> Written request
Restate every entry word for word.

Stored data
· · ·

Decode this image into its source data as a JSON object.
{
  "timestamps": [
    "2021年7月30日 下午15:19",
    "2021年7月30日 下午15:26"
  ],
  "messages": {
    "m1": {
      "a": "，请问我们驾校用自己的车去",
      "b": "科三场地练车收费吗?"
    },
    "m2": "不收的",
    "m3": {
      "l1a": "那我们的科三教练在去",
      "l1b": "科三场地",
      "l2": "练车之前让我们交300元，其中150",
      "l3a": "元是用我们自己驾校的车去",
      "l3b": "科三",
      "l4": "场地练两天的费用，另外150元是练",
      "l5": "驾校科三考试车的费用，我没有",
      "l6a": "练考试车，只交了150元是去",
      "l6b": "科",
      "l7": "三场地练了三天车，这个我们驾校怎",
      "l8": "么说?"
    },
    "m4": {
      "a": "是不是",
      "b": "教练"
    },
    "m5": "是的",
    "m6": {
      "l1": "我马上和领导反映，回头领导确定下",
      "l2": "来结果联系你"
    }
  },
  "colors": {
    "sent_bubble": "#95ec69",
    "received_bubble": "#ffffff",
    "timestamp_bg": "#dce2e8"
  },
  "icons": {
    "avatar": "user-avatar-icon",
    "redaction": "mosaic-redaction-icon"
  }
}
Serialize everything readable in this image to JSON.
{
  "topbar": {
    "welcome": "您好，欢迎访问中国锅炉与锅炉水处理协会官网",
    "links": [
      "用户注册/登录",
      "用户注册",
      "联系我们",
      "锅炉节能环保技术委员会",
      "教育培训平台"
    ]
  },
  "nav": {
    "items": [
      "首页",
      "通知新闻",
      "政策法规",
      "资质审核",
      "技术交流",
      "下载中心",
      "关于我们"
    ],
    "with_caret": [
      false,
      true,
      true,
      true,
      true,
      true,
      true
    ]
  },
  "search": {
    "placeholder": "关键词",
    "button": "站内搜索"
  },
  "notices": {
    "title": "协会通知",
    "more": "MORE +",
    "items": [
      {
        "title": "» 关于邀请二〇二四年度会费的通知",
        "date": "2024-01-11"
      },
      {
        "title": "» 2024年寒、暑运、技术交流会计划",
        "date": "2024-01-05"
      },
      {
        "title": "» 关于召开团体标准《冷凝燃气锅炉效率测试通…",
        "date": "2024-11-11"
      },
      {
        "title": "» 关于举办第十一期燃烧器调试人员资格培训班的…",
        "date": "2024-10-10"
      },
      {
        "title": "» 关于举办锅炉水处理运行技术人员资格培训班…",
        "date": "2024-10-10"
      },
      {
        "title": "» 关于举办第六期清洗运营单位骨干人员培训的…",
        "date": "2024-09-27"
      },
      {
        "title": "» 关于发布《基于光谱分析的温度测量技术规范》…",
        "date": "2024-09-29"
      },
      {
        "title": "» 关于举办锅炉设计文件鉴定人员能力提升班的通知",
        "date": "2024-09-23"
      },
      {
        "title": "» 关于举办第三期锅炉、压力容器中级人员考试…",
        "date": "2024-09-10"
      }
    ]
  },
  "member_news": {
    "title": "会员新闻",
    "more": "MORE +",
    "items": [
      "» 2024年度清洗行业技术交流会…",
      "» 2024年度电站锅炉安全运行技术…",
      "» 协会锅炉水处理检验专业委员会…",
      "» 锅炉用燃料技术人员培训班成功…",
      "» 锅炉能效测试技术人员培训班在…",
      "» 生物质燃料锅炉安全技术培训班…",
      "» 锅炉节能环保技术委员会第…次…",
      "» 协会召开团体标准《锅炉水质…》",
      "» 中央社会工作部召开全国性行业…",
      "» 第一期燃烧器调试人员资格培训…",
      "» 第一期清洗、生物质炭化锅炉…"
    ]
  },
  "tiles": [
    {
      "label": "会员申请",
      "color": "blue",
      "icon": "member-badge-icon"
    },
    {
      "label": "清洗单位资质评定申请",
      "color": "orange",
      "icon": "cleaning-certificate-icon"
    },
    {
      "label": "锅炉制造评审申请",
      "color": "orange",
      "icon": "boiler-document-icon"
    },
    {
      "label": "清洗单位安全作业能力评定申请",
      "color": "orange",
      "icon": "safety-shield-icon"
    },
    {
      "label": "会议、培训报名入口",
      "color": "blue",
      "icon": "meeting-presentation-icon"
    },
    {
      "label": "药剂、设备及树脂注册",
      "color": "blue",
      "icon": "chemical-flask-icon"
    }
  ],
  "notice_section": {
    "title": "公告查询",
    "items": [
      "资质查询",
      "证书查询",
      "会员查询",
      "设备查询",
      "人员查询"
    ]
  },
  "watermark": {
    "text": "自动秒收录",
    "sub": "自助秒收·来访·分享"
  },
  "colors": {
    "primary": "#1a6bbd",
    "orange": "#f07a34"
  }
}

· · ·

> Response below
Decode this image into its source data as a JSON object.
{
  "timestamps": [
    "2021年7月30日 下午15:19",
    "2021年7月30日 下午15:26"
  ],
  "messages": {
    "m1": {
      "a": "，请问我们驾校用自己的车去",
      "b": "科三场地练车收费吗?"
    },
    "m2": "不收的",
    "m3": {
      "l1a": "那我们的科三教练在去",
      "l1b": "科三场地",
      "l2": "练车之前让我们交300元，其中150",
      "l3a": "元是用我们自己驾校的车去",
      "l3b": "科三",
      "l4": "场地练两天的费用，另外150元是练",
      "l5": "驾校科三考试车的费用，我没有",
      "l6a": "练考试车，只交了150元是去",
      "l6b": "科",
      "l7": "三场地练了三天车，这个我们驾校怎",
      "l8": "么说?"
    },
    "m4": {
      "a": "是不是",
      "b": "教练"
    },
    "m5": "是的",
    "m6": {
      "l1": "我马上和领导反映，回头领导确定下",
      "l2": "来结果联系你"
    }
  },
  "colors": {
    "sent_bubble": "#95ec69",
    "received_bubble": "#ffffff",
    "timestamp_bg": "#dce2e8"
  },
  "icons": {
    "avatar": "user-avatar-icon",
    "redaction": "mosaic-redaction-icon"
  }
}
Serialize everything readable in this image to JSON.
{
  "topbar": {
    "welcome": "您好，欢迎访问中国锅炉与锅炉水处理协会官网",
    "links": [
      "用户注册/登录",
      "用户注册",
      "联系我们",
      "锅炉节能环保技术委员会",
      "教育培训平台"
    ]
  },
  "nav": {
    "items": [
      "首页",
      "通知新闻",
      "政策法规",
      "资质审核",
      "技术交流",
      "下载中心",
      "关于我们"
    ],
    "with_caret": [
      false,
      true,
      true,
      true,
      true,
      true,
      true
    ]
  },
  "search": {
    "placeholder": "关键词",
    "button": "站内搜索"
  },
  "notices": {
    "title": "协会通知",
    "more": "MORE +",
    "items": [
      {
        "title": "» 关于邀请二〇二四年度会费的通知",
        "date": "2024-01-11"
      },
      {
        "title": "» 2024年寒、暑运、技术交流会计划",
        "date": "2024-01-05"
      },
      {
        "title": "» 关于召开团体标准《冷凝燃气锅炉效率测试通…",
        "date": "2024-11-11"
      },
      {
        "title": "» 关于举办第十一期燃烧器调试人员资格培训班的…",
        "date": "2024-10-10"
      },
      {
        "title": "» 关于举办锅炉水处理运行技术人员资格培训班…",
        "date": "2024-10-10"
      },
      {
        "title": "» 关于举办第六期清洗运营单位骨干人员培训的…",
        "date": "2024-09-27"
      },
      {
        "title": "» 关于发布《基于光谱分析的温度测量技术规范》…",
        "date": "2024-09-29"
      },
      {
        "title": "» 关于举办锅炉设计文件鉴定人员能力提升班的通知",
        "date": "2024-09-23"
      },
      {
        "title": "» 关于举办第三期锅炉、压力容器中级人员考试…",
        "date": "2024-09-10"
      }
    ]
  },
  "member_news": {
    "title": "会员新闻",
    "more": "MORE +",
    "items": [
      "» 2024年度清洗行业技术交流会…",
      "» 2024年度电站锅炉安全运行技术…",
      "» 协会锅炉水处理检验专业委员会…",
      "» 锅炉用燃料技术人员培训班成功…",
      "» 锅炉能效测试技术人员培训班在…",
      "» 生物质燃料锅炉安全技术培训班…",
      "» 锅炉节能环保技术委员会第…次…",
      "» 协会召开团体标准《锅炉水质…》",
      "» 中央社会工作部召开全国性行业…",
      "» 第一期燃烧器调试人员资格培训…",
      "» 第一期清洗、生物质炭化锅炉…"
    ]
  },
  "tiles": [
    {
      "label": "会员申请",
      "color": "blue",
      "icon": "member-badge-icon"
    },
    {
      "label": "清洗单位资质评定申请",
      "color": "orange",
      "icon": "cleaning-certificate-icon"
    },
    {
      "label": "锅炉制造评审申请",
      "color": "orange",
      "icon": "boiler-document-icon"
    },
    {
      "label": "清洗单位安全作业能力评定申请",
      "color": "orange",
      "icon": "safety-shield-icon"
    },
    {
      "label": "会议、培训报名入口",
      "color": "blue",
      "icon": "meeting-presentation-icon"
    },
    {
      "label": "药剂、设备及树脂注册",
      "color": "blue",
      "icon": "chemical-flask-icon"
    }
  ],
  "notice_section": {
    "title": "公告查询",
    "items": [
      "资质查询",
      "证书查询",
      "会员查询",
      "设备查询",
      "人员查询"
    ]
  },
  "watermark": {
    "text": "自动秒收录",
    "sub": "自助秒收·来访·分享"
  },
  "colors": {
    "primary": "#1a6bbd",
    "orange": "#f07a34"
  }
}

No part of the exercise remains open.